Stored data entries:
------------------------------------------------------------
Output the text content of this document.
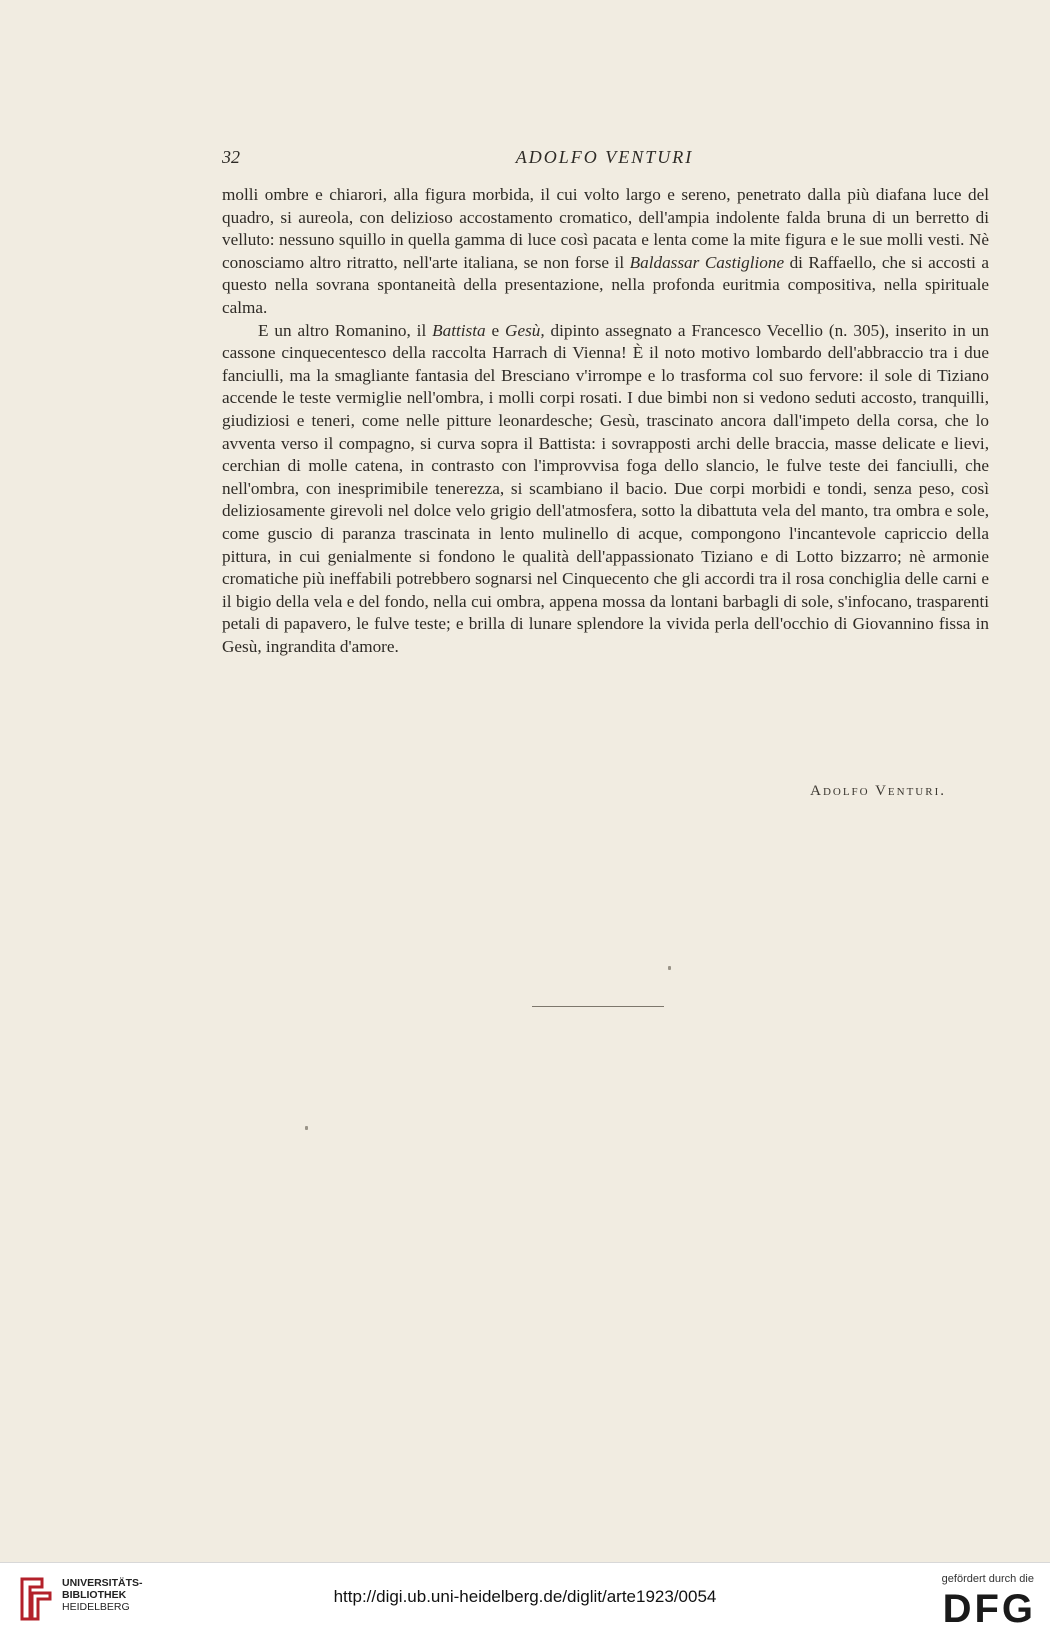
32	ADOLFO VENTURI

molli ombre e chiarori, alla figura morbida, il cui volto largo e sereno, penetrato dalla più diafana luce del quadro, si aureola, con delizioso accostamento cromatico, dell'ampia indolente falda bruna di un berretto di velluto: nessuno squillo in quella gamma di luce così pacata e lenta come la mite figura e le sue molli vesti. Nè conosciamo altro ritratto, nell'arte italiana, se non forse il Baldassar Castiglione di Raffaello, che si accosti a questo nella sovrana spontaneità della presentazione, nella profonda euritmia compositiva, nella spirituale calma.

E un altro Romanino, il Battista e Gesù, dipinto assegnato a Francesco Vecellio (n. 305), inserito in un cassone cinquecentesco della raccolta Harrach di Vienna! È il noto motivo lombardo dell'abbraccio tra i due fanciulli, ma la smagliante fantasia del Bresciano v'irrompe e lo trasforma col suo fervore: il sole di Tiziano accende le teste vermiglie nell'ombra, i molli corpi rosati. I due bimbi non si vedono seduti accosto, tranquilli, giudiziosi e teneri, come nelle pitture leonardesche; Gesù, trascinato ancora dall'impeto della corsa, che lo avventa verso il compagno, si curva sopra il Battista: i sovrapposti archi delle braccia, masse delicate e lievi, cerchian di molle catena, in contrasto con l'improvvisa foga dello slancio, le fulve teste dei fanciulli, che nell'ombra, con inesprimibile tenerezza, si scambiano il bacio. Due corpi morbidi e tondi, senza peso, così deliziosamente girevoli nel dolce velo grigio dell'atmosfera, sotto la dibattuta vela del manto, tra ombra e sole, come guscio di paranza trascinata in lento mulinello di acque, compongono l'incantevole capriccio della pittura, in cui genialmente si fondono le qualità dell'appassionato Tiziano e di Lotto bizzarro; nè armonie cromatiche più ineffabili potrebbero sognarsi nel Cinquecento che gli accordi tra il rosa conchiglia delle carni e il bigio della vela e del fondo, nella cui ombra, appena mossa da lontani barbagli di sole, s'infocano, trasparenti petali di papavero, le fulve teste; e brilla di lunare splendore la vivida perla dell'occhio di Giovannino fissa in Gesù, ingrandita d'amore.

Adolfo Venturi.
UNIVERSITÄTS-
BIBLIOTHEK
HEIDELBERG
http://digi.ub.uni-heidelberg.de/diglit/arte1923/0054
gefördert durch die
DFG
------------------------------------------------------------
**REQUIRED TASK:**
Working from the lines above, reproduce the material exactly and exclude its pictures.

**FULL RESPONSE:**
Output the text content of this document.
32	ADOLFO VENTURI

molli ombre e chiarori, alla figura morbida, il cui volto largo e sereno, penetrato dalla più diafana luce del quadro, si aureola, con delizioso accostamento cromatico, dell'ampia indolente falda bruna di un berretto di velluto: nessuno squillo in quella gamma di luce così pacata e lenta come la mite figura e le sue molli vesti. Nè conosciamo altro ritratto, nell'arte italiana, se non forse il Baldassar Castiglione di Raffaello, che si accosti a questo nella sovrana spontaneità della presentazione, nella profonda euritmia compositiva, nella spirituale calma.

E un altro Romanino, il Battista e Gesù, dipinto assegnato a Francesco Vecellio (n. 305), inserito in un cassone cinquecentesco della raccolta Harrach di Vienna! È il noto motivo lombardo dell'abbraccio tra i due fanciulli, ma la smagliante fantasia del Bresciano v'irrompe e lo trasforma col suo fervore: il sole di Tiziano accende le teste vermiglie nell'ombra, i molli corpi rosati. I due bimbi non si vedono seduti accosto, tranquilli, giudiziosi e teneri, come nelle pitture leonardesche; Gesù, trascinato ancora dall'impeto della corsa, che lo avventa verso il compagno, si curva sopra il Battista: i sovrapposti archi delle braccia, masse delicate e lievi, cerchian di molle catena, in contrasto con l'improvvisa foga dello slancio, le fulve teste dei fanciulli, che nell'ombra, con inesprimibile tenerezza, si scambiano il bacio. Due corpi morbidi e tondi, senza peso, così deliziosamente girevoli nel dolce velo grigio dell'atmosfera, sotto la dibattuta vela del manto, tra ombra e sole, come guscio di paranza trascinata in lento mulinello di acque, compongono l'incantevole capriccio della pittura, in cui genialmente si fondono le qualità dell'appassionato Tiziano e di Lotto bizzarro; nè armonie cromatiche più ineffabili potrebbero sognarsi nel Cinquecento che gli accordi tra il rosa conchiglia delle carni e il bigio della vela e del fondo, nella cui ombra, appena mossa da lontani barbagli di sole, s'infocano, trasparenti petali di papavero, le fulve teste; e brilla di lunare splendore la vivida perla dell'occhio di Giovannino fissa in Gesù, ingrandita d'amore.

Adolfo Venturi.
UNIVERSITÄTS-
BIBLIOTHEK
HEIDELBERG
http://digi.ub.uni-heidelberg.de/diglit/arte1923/0054
gefördert durch die
DFG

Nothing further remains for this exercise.